## Start

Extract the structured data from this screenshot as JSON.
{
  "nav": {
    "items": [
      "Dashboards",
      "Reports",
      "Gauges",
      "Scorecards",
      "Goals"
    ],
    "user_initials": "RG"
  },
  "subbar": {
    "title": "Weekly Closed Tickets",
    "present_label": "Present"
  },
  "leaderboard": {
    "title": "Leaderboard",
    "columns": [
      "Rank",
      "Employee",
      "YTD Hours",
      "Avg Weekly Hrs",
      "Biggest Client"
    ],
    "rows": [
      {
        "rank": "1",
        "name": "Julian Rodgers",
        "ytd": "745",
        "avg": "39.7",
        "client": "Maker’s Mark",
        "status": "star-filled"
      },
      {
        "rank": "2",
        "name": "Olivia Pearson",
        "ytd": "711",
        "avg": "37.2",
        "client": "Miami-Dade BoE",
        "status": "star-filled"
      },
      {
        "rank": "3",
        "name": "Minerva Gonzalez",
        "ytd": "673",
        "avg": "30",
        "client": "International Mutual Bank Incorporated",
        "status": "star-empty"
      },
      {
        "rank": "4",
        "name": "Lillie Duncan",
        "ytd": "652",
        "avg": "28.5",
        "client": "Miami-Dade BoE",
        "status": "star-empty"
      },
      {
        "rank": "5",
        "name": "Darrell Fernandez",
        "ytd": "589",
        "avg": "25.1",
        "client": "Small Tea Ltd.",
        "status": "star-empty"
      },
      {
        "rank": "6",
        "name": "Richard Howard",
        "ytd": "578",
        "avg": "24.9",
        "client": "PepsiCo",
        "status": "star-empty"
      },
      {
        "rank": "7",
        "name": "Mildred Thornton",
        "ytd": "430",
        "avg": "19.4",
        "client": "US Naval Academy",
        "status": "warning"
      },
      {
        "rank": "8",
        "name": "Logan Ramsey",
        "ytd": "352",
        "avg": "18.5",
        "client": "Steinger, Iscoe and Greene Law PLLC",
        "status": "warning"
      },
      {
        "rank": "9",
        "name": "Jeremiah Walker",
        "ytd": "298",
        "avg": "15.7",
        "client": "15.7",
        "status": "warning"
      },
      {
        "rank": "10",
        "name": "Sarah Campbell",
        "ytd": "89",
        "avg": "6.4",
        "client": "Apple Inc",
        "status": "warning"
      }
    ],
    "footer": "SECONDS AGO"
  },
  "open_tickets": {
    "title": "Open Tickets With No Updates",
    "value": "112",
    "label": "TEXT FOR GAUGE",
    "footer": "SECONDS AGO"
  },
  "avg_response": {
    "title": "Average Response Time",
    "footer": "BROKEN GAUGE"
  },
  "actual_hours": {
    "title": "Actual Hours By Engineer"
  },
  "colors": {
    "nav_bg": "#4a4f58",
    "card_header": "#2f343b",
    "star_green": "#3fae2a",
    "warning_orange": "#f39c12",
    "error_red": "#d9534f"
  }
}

## End

### Problem
Without changing a word, restate the whole listing.

### Output for this task
Extract the structured data from this screenshot as JSON.
{
  "nav": {
    "items": [
      "Dashboards",
      "Reports",
      "Gauges",
      "Scorecards",
      "Goals"
    ],
    "user_initials": "RG"
  },
  "subbar": {
    "title": "Weekly Closed Tickets",
    "present_label": "Present"
  },
  "leaderboard": {
    "title": "Leaderboard",
    "columns": [
      "Rank",
      "Employee",
      "YTD Hours",
      "Avg Weekly Hrs",
      "Biggest Client"
    ],
    "rows": [
      {
        "rank": "1",
        "name": "Julian Rodgers",
        "ytd": "745",
        "avg": "39.7",
        "client": "Maker’s Mark",
        "status": "star-filled"
      },
      {
        "rank": "2",
        "name": "Olivia Pearson",
        "ytd": "711",
        "avg": "37.2",
        "client": "Miami-Dade BoE",
        "status": "star-filled"
      },
      {
        "rank": "3",
        "name": "Minerva Gonzalez",
        "ytd": "673",
        "avg": "30",
        "client": "International Mutual Bank Incorporated",
        "status": "star-empty"
      },
      {
        "rank": "4",
        "name": "Lillie Duncan",
        "ytd": "652",
        "avg": "28.5",
        "client": "Miami-Dade BoE",
        "status": "star-empty"
      },
      {
        "rank": "5",
        "name": "Darrell Fernandez",
        "ytd": "589",
        "avg": "25.1",
        "client": "Small Tea Ltd.",
        "status": "star-empty"
      },
      {
        "rank": "6",
        "name": "Richard Howard",
        "ytd": "578",
        "avg": "24.9",
        "client": "PepsiCo",
        "status": "star-empty"
      },
      {
        "rank": "7",
        "name": "Mildred Thornton",
        "ytd": "430",
        "avg": "19.4",
        "client": "US Naval Academy",
        "status": "warning"
      },
      {
        "rank": "8",
        "name": "Logan Ramsey",
        "ytd": "352",
        "avg": "18.5",
        "client": "Steinger, Iscoe and Greene Law PLLC",
        "status": "warning"
      },
      {
        "rank": "9",
        "name": "Jeremiah Walker",
        "ytd": "298",
        "avg": "15.7",
        "client": "15.7",
        "status": "warning"
      },
      {
        "rank": "10",
        "name": "Sarah Campbell",
        "ytd": "89",
        "avg": "6.4",
        "client": "Apple Inc",
        "status": "warning"
      }
    ],
    "footer": "SECONDS AGO"
  },
  "open_tickets": {
    "title": "Open Tickets With No Updates",
    "value": "112",
    "label": "TEXT FOR GAUGE",
    "footer": "SECONDS AGO"
  },
  "avg_response": {
    "title": "Average Response Time",
    "footer": "BROKEN GAUGE"
  },
  "actual_hours": {
    "title": "Actual Hours By Engineer"
  },
  "colors": {
    "nav_bg": "#4a4f58",
    "card_header": "#2f343b",
    "star_green": "#3fae2a",
    "warning_orange": "#f39c12",
    "error_red": "#d9534f"
  }
}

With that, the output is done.